◆ **WHAT TO WORK ON**: From the entries below, copy every line holding the word "JSON".

◆ **SUPPLIED MATERIAL**:
--*--
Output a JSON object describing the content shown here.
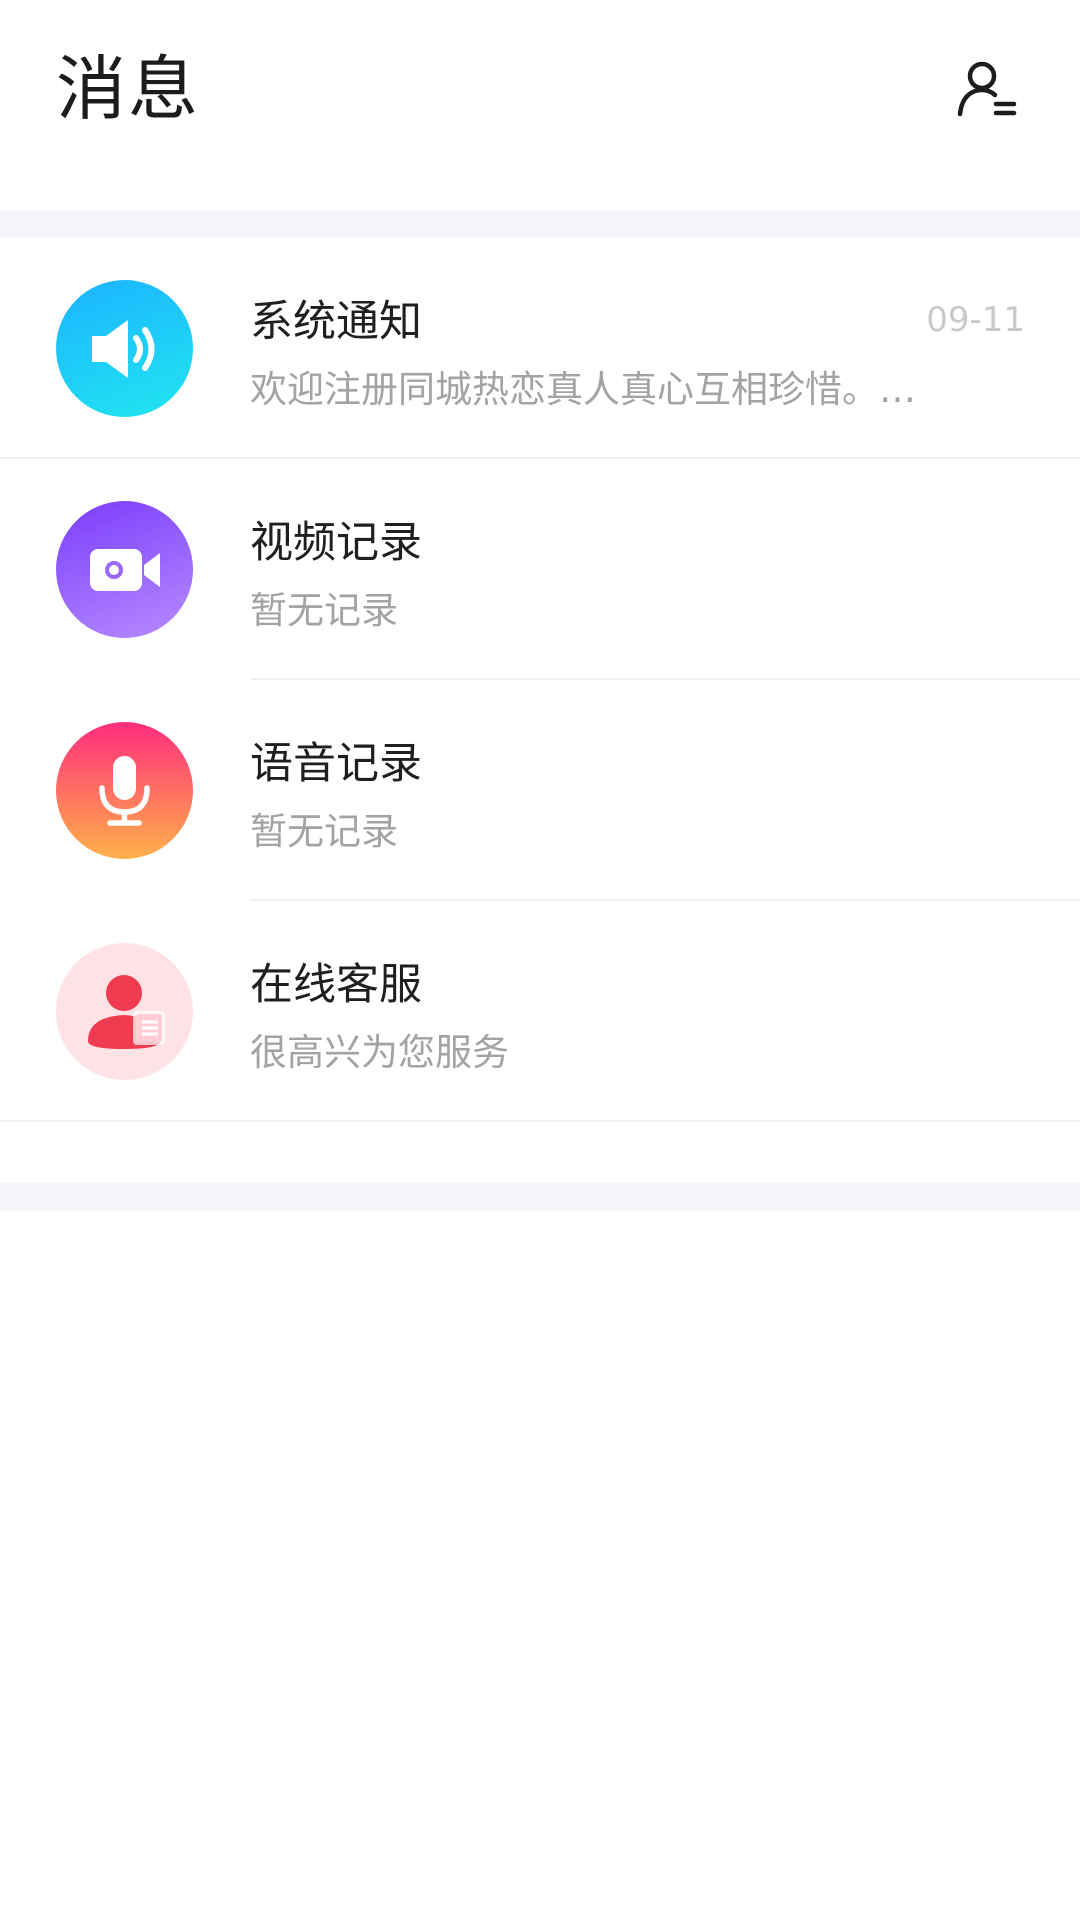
{
  "header": {
    "title": "消息",
    "contacts_icon": "person-list-icon"
  },
  "messages": [
    {
      "icon": "speaker-icon",
      "color": "#1cb3ff",
      "title": "系统通知",
      "subtitle": "欢迎注册同城热恋真人真心互相珍惜。…",
      "time": "09-11"
    },
    {
      "icon": "video-camera-icon",
      "color": "#7b3dfb",
      "title": "视频记录",
      "subtitle": "暂无记录"
    },
    {
      "icon": "microphone-icon",
      "color": "#ff2d7d",
      "title": "语音记录",
      "subtitle": "暂无记录"
    },
    {
      "icon": "customer-service-icon",
      "color": "#ef3b50",
      "title": "在线客服",
      "subtitle": "很高兴为您服务"
    }
  ]
}
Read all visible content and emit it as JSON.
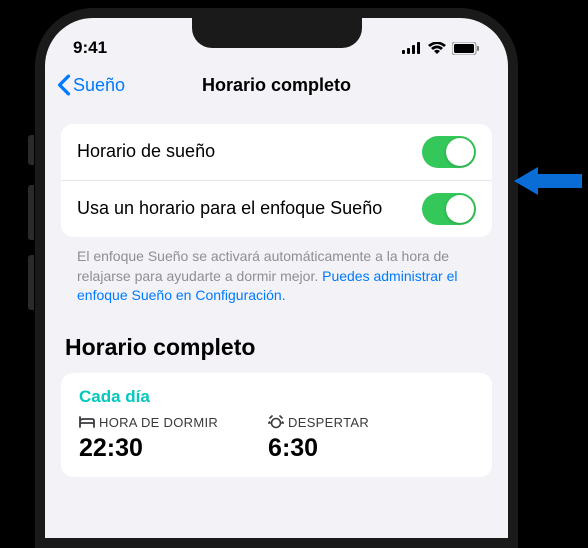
{
  "statusBar": {
    "time": "9:41"
  },
  "nav": {
    "back": "Sueño",
    "title": "Horario completo"
  },
  "toggles": {
    "sleepSchedule": {
      "label": "Horario de sueño"
    },
    "useFocus": {
      "label": "Usa un horario para el enfoque Sueño"
    }
  },
  "footer": {
    "text": "El enfoque Sueño se activará automáticamente a la hora de relajarse para ayudarte a dormir mejor. ",
    "link": "Puedes administrar el enfoque Sueño en Configuración."
  },
  "section": {
    "heading": "Horario completo"
  },
  "schedule": {
    "frequency": "Cada día",
    "bedtime": {
      "label": "HORA DE DORMIR",
      "time": "22:30"
    },
    "wake": {
      "label": "DESPERTAR",
      "time": "6:30"
    }
  }
}
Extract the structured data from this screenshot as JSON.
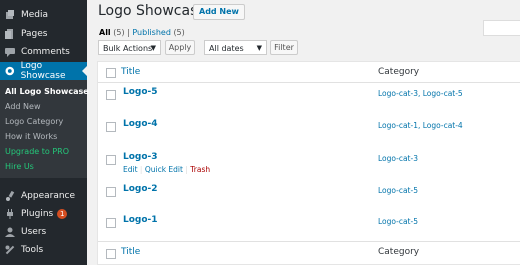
{
  "sidebar": {
    "items": [
      {
        "label": "Media",
        "icon": "media-icon"
      },
      {
        "label": "Pages",
        "icon": "page-icon"
      },
      {
        "label": "Comments",
        "icon": "comment-icon"
      },
      {
        "label": "Logo Showcase",
        "icon": "logo-icon"
      },
      {
        "label": "Appearance",
        "icon": "brush-icon"
      },
      {
        "label": "Plugins",
        "icon": "plug-icon",
        "badge": "1"
      },
      {
        "label": "Users",
        "icon": "user-icon"
      },
      {
        "label": "Tools",
        "icon": "wrench-icon"
      }
    ],
    "submenu": [
      "All Logo Showcase",
      "Add New",
      "Logo Category",
      "How it Works",
      "Upgrade to PRO",
      "Hire Us"
    ]
  },
  "header": {
    "title": "Logo Showcase",
    "add_new": "Add New"
  },
  "views": {
    "all": "All",
    "all_count": "(5)",
    "sep": "|",
    "published": "Published",
    "published_count": "(5)"
  },
  "filters": {
    "bulk": "Bulk Actions",
    "apply": "Apply",
    "dates": "All dates",
    "filter": "Filter"
  },
  "table": {
    "col_title": "Title",
    "col_category": "Category",
    "rows": [
      {
        "title": "Logo-5",
        "category": "Logo-cat-3, Logo-cat-5"
      },
      {
        "title": "Logo-4",
        "category": "Logo-cat-1, Logo-cat-4"
      },
      {
        "title": "Logo-3",
        "category": "Logo-cat-3"
      },
      {
        "title": "Logo-2",
        "category": "Logo-cat-5"
      },
      {
        "title": "Logo-1",
        "category": "Logo-cat-5"
      }
    ],
    "row_actions": {
      "edit": "Edit",
      "quick_edit": "Quick Edit",
      "trash": "Trash",
      "sep": "|"
    }
  },
  "colors": {
    "sidebar": "#23282d",
    "active": "#0073aa",
    "link": "#0073aa",
    "green": "#24c87a",
    "badge": "#d54e21"
  }
}
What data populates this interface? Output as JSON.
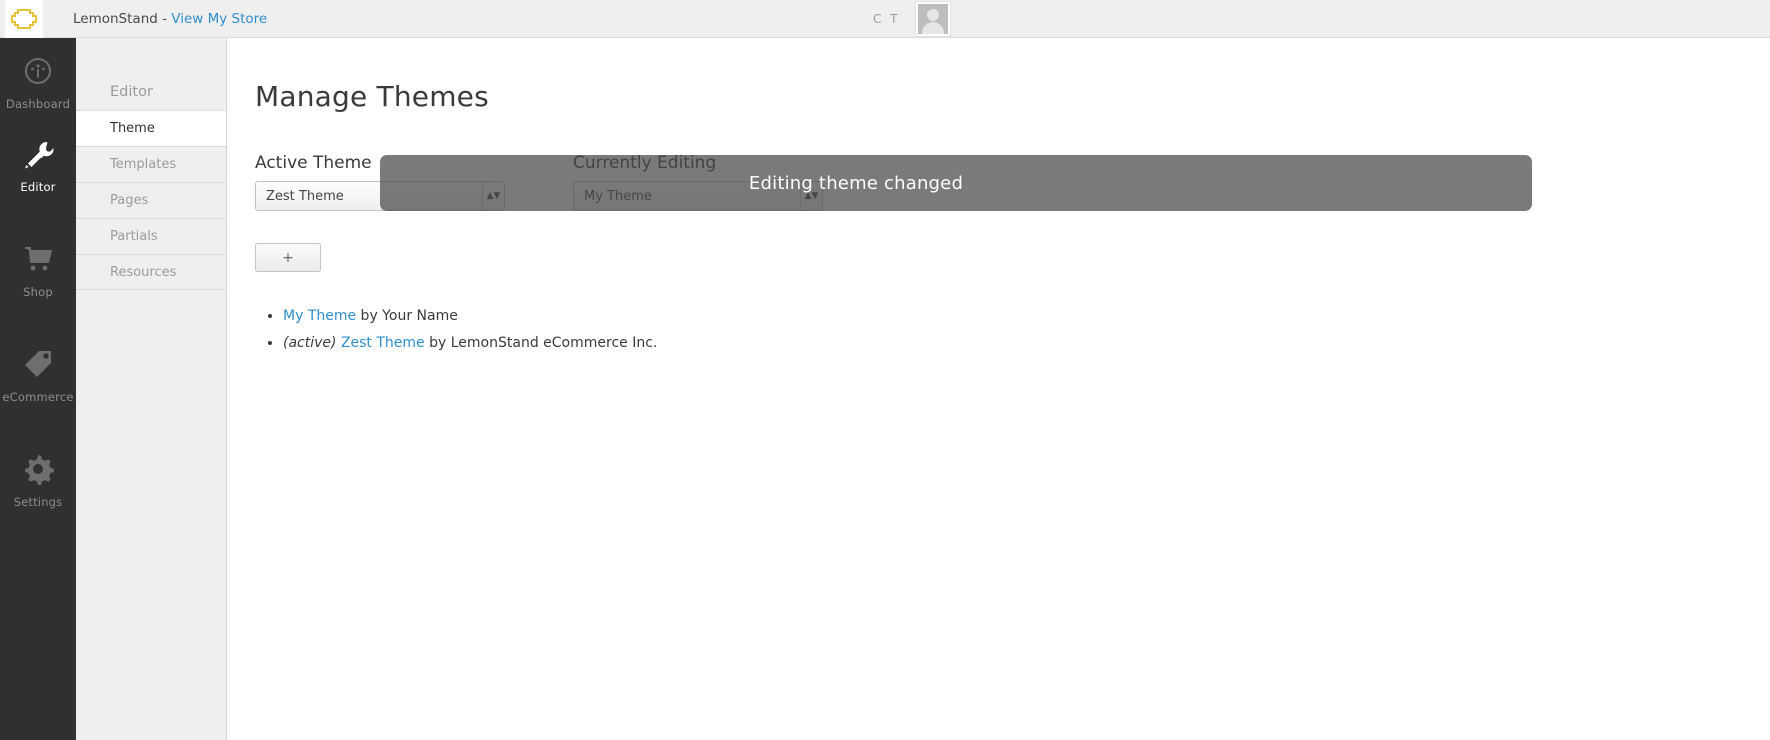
{
  "header": {
    "logo_icon": "lemonstand-logo-icon",
    "brand": "LemonStand - ",
    "store_link": "View My Store",
    "user_initials": "C T",
    "avatar_icon": "user-avatar-placeholder"
  },
  "rail": {
    "items": [
      {
        "label": "Dashboard",
        "icon": "gauge-icon",
        "active": false
      },
      {
        "label": "Editor",
        "icon": "tools-icon",
        "active": true
      },
      {
        "label": "Shop",
        "icon": "shopping-cart-icon",
        "active": false
      },
      {
        "label": "eCommerce",
        "icon": "price-tag-icon",
        "active": false
      },
      {
        "label": "Settings",
        "icon": "gear-icon",
        "active": false
      }
    ]
  },
  "subnav": {
    "title": "Editor",
    "items": [
      {
        "label": "Theme",
        "active": true
      },
      {
        "label": "Templates",
        "active": false
      },
      {
        "label": "Pages",
        "active": false
      },
      {
        "label": "Partials",
        "active": false
      },
      {
        "label": "Resources",
        "active": false
      }
    ]
  },
  "main": {
    "page_title": "Manage Themes",
    "active_theme": {
      "label": "Active Theme",
      "selected": "Zest Theme"
    },
    "currently_editing": {
      "label": "Currently Editing",
      "selected": "My Theme"
    },
    "add_button_label": "+",
    "themes": [
      {
        "active_prefix": "",
        "name": "My Theme",
        "by": " by Your Name"
      },
      {
        "active_prefix": "(active) ",
        "name": "Zest Theme",
        "by": " by LemonStand eCommerce Inc."
      }
    ]
  },
  "overlay": {
    "message": "Editing theme changed"
  },
  "colors": {
    "rail_bg": "#303030",
    "subnav_bg": "#efefef",
    "link_blue": "#2f8fce",
    "logo_yellow": "#e8c23a",
    "overlay_gray": "#464646"
  }
}
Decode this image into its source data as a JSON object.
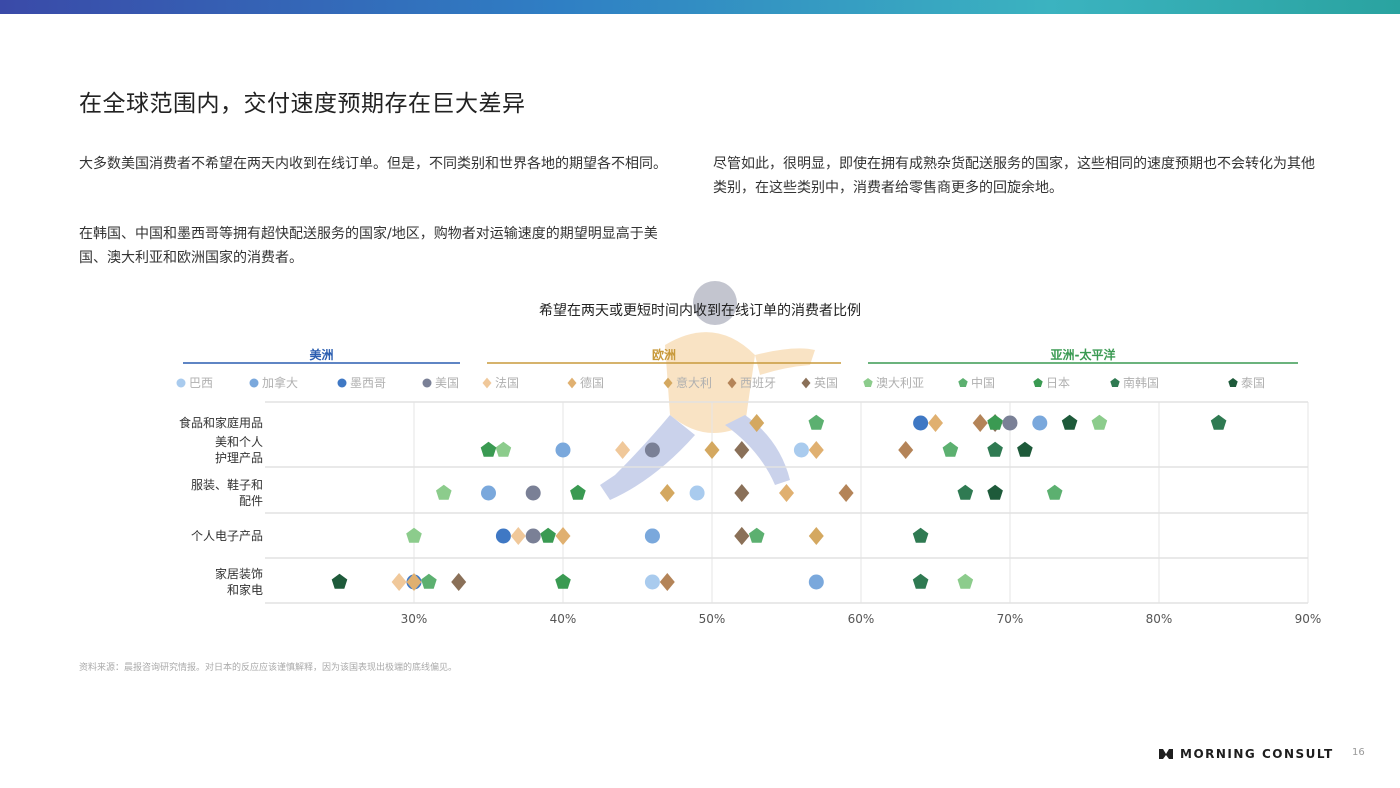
{
  "page": {
    "title": "在全球范围内，交付速度预期存在巨大差异",
    "paragraphs": [
      "大多数美国消费者不希望在两天内收到在线订单。但是，不同类别和世界各地的期望各不相同。",
      "在韩国、中国和墨西哥等拥有超快配送服务的国家/地区，购物者对运输速度的期望明显高于美国、澳大利亚和欧洲国家的消费者。",
      "尽管如此，很明显，即使在拥有成熟杂货配送服务的国家，这些相同的速度预期也不会转化为其他类别，在这些类别中，消费者给零售商更多的回旋余地。"
    ],
    "source": "资料来源：晨报咨询研究情报。对日本的反应应该谨慎解释，因为该国表现出极端的底线偏见。",
    "logo_text": "MORNING CONSULT",
    "page_number": "16"
  },
  "chart_data": {
    "type": "scatter",
    "title": "希望在两天或更短时间内收到在线订单的消费者比例",
    "xlim": [
      20,
      90
    ],
    "x_ticks": [
      30,
      40,
      50,
      60,
      70,
      80,
      90
    ],
    "x_tick_labels": [
      "30%",
      "40%",
      "50%",
      "60%",
      "70%",
      "80%",
      "90%"
    ],
    "categories": [
      "食品和家庭用品",
      "美和个人护理产品",
      "服装、鞋子和配件",
      "个人电子产品",
      "家居装饰和家电"
    ],
    "category_lines": [
      [
        "食品和家庭用品"
      ],
      [
        "美和个人",
        "护理产品"
      ],
      [
        "服装、鞋子和",
        "配件"
      ],
      [
        "个人电子产品"
      ],
      [
        "家居装饰",
        "和家电"
      ]
    ],
    "groups": [
      {
        "name": "美洲",
        "color": "#2a5db0"
      },
      {
        "name": "欧洲",
        "color": "#c89a3c"
      },
      {
        "name": "亚洲-太平洋",
        "color": "#3a9a52"
      }
    ],
    "series": [
      {
        "name": "巴西",
        "group": "美洲",
        "marker": "circle",
        "color": "#a9cbee",
        "values": [
          null,
          56,
          49,
          46,
          46
        ]
      },
      {
        "name": "加拿大",
        "group": "美洲",
        "marker": "circle",
        "color": "#7aa8dc",
        "values": [
          72,
          40,
          35,
          46,
          57
        ]
      },
      {
        "name": "墨西哥",
        "group": "美洲",
        "marker": "circle",
        "color": "#3f78c4",
        "values": [
          64,
          null,
          null,
          36,
          30
        ]
      },
      {
        "name": "美国",
        "group": "美洲",
        "marker": "circle",
        "color": "#7a8096",
        "values": [
          70,
          46,
          38,
          38,
          null
        ]
      },
      {
        "name": "法国",
        "group": "欧洲",
        "marker": "diamond",
        "color": "#f0c89a",
        "values": [
          null,
          44,
          null,
          37,
          29
        ]
      },
      {
        "name": "德国",
        "group": "欧洲",
        "marker": "diamond",
        "color": "#e0b070",
        "values": [
          65,
          57,
          55,
          40,
          30
        ]
      },
      {
        "name": "意大利",
        "group": "欧洲",
        "marker": "diamond",
        "color": "#d4a860",
        "values": [
          53,
          50,
          47,
          57,
          null
        ]
      },
      {
        "name": "西班牙",
        "group": "欧洲",
        "marker": "diamond",
        "color": "#b48458",
        "values": [
          68,
          63,
          59,
          52,
          47
        ]
      },
      {
        "name": "英国",
        "group": "欧洲",
        "marker": "diamond",
        "color": "#8a7058",
        "values": [
          69,
          52,
          52,
          52,
          33
        ]
      },
      {
        "name": "澳大利亚",
        "group": "亚洲-太平洋",
        "marker": "pentagon",
        "color": "#8ccc8c",
        "values": [
          76,
          36,
          32,
          30,
          67
        ]
      },
      {
        "name": "中国",
        "group": "亚洲-太平洋",
        "marker": "pentagon",
        "color": "#5cb070",
        "values": [
          57,
          66,
          73,
          53,
          31
        ]
      },
      {
        "name": "日本",
        "group": "亚洲-太平洋",
        "marker": "pentagon",
        "color": "#3a9a52",
        "values": [
          69,
          35,
          41,
          39,
          40
        ]
      },
      {
        "name": "南韩国",
        "group": "亚洲-太平洋",
        "marker": "pentagon",
        "color": "#2f7a52",
        "values": [
          84,
          69,
          67,
          64,
          64
        ]
      },
      {
        "name": "泰国",
        "group": "亚洲-太平洋",
        "marker": "pentagon",
        "color": "#1e5a3a",
        "values": [
          74,
          71,
          69,
          null,
          25
        ]
      }
    ]
  }
}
--*--
◆ **OUTPUT**:
Output a JSON object describing the content shown here.
Read all visible content and emit it as JSON.
Extract the structured data from this screenshot as JSON.
What data populates this interface? Output as JSON.
Decode this image into its source data as a JSON object.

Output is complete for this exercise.